(Records from a collection)

-=-=-

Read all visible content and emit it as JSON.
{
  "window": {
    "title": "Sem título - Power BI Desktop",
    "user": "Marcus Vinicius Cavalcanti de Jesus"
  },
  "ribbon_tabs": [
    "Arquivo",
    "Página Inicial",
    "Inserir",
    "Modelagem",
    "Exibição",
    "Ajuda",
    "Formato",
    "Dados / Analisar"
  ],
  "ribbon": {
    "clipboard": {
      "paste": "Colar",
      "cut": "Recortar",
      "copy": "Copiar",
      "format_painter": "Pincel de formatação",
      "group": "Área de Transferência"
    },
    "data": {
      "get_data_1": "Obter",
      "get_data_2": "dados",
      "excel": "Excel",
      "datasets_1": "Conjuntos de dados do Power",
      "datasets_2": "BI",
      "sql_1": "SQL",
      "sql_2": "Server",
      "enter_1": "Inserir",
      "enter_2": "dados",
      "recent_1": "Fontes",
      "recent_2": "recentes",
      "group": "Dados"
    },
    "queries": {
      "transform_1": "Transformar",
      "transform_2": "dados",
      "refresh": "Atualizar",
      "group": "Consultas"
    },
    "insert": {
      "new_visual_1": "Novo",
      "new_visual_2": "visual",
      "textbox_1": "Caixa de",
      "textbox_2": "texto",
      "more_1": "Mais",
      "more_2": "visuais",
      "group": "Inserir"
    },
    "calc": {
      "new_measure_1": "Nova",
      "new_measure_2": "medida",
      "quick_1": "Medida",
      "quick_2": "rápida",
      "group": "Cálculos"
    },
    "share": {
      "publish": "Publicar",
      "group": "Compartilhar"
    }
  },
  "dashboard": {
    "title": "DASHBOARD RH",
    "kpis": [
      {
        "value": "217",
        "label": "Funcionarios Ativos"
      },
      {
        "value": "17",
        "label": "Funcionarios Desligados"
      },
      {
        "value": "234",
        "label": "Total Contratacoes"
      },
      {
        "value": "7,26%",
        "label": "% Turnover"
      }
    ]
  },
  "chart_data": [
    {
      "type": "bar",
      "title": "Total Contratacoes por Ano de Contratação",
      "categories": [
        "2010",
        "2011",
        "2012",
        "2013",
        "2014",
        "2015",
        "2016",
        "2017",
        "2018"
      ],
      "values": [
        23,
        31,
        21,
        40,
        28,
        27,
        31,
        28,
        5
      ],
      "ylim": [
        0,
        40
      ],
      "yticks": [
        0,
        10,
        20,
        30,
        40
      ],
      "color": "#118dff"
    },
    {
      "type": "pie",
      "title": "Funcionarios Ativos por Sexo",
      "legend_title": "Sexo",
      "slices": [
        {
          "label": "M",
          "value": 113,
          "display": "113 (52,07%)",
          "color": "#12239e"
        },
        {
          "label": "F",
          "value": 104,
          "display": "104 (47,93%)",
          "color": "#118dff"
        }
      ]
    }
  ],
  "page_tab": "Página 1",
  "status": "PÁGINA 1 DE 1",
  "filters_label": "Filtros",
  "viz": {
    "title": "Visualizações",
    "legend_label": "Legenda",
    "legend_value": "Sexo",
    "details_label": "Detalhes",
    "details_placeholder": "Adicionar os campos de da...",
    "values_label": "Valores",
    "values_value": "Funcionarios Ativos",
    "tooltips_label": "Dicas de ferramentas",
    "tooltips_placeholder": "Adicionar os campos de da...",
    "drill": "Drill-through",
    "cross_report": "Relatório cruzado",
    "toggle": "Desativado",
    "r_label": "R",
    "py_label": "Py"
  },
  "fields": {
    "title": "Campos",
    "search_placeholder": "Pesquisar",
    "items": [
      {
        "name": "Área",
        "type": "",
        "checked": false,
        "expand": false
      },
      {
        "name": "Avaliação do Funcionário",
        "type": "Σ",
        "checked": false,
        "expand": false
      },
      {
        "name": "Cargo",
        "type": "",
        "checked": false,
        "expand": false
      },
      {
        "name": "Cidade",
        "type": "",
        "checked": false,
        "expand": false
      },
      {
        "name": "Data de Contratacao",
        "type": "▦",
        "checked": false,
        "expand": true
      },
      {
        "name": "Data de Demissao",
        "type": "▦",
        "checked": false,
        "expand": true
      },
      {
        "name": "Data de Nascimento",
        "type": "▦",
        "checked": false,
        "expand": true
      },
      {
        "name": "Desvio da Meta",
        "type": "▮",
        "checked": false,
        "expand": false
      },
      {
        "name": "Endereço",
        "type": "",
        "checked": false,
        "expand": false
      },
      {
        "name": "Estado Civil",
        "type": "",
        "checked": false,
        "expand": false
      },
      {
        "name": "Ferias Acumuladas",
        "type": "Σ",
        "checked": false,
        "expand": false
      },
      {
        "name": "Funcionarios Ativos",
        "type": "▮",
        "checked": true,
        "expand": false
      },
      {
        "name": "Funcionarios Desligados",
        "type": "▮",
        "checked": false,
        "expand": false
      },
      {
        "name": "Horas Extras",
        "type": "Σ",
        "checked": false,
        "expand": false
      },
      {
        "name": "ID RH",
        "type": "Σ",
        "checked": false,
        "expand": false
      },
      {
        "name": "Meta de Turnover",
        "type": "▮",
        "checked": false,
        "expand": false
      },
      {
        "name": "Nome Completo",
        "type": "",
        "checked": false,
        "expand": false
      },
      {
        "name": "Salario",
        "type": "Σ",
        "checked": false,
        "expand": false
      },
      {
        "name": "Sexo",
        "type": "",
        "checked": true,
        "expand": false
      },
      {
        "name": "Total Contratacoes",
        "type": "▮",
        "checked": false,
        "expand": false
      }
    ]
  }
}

-=-=-

### [Required task]
Copy every line of the data that holds the string "Turnover".

### [Solution]
        "label": "% Turnover"
        "name": "Meta de Turnover",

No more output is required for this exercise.